WHAT IS REQUIRED :: Give only the number of lines below that contain the word "years".

Figure content listings
==================================================

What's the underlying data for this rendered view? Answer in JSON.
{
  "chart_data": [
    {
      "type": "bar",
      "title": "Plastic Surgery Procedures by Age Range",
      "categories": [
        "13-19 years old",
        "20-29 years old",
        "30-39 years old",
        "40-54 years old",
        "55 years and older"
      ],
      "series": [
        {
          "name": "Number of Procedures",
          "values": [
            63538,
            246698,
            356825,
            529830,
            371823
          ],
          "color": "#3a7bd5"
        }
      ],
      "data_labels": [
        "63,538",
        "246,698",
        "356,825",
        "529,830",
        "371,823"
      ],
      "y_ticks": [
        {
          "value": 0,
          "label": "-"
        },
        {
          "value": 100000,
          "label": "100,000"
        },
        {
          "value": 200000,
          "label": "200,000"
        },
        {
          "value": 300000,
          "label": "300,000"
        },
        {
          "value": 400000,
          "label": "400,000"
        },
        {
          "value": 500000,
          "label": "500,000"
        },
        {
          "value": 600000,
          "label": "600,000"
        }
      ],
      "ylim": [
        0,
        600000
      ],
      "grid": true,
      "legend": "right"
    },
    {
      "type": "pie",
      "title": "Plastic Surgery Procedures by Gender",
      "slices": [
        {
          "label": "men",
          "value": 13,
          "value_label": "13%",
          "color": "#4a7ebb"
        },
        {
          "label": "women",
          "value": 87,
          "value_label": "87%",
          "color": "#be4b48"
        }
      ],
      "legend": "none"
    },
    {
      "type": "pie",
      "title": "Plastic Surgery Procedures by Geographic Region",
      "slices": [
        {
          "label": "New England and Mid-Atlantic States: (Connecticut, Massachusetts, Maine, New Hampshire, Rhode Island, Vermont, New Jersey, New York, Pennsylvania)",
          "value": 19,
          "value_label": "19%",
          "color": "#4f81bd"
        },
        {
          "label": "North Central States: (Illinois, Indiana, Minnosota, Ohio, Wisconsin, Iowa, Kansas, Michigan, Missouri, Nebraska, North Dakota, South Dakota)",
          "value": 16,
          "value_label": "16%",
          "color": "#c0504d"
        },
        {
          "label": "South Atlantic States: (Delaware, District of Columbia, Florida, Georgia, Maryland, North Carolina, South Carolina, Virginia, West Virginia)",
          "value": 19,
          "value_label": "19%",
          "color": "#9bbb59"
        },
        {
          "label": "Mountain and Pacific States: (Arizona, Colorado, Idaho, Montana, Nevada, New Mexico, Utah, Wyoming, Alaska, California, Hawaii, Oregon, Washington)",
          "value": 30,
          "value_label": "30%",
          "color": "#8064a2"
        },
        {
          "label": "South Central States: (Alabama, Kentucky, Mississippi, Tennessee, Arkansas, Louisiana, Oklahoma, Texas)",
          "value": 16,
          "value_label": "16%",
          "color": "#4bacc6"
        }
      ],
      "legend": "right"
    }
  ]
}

==================================================

ANSWER FOR THIS EXERCISE :: 5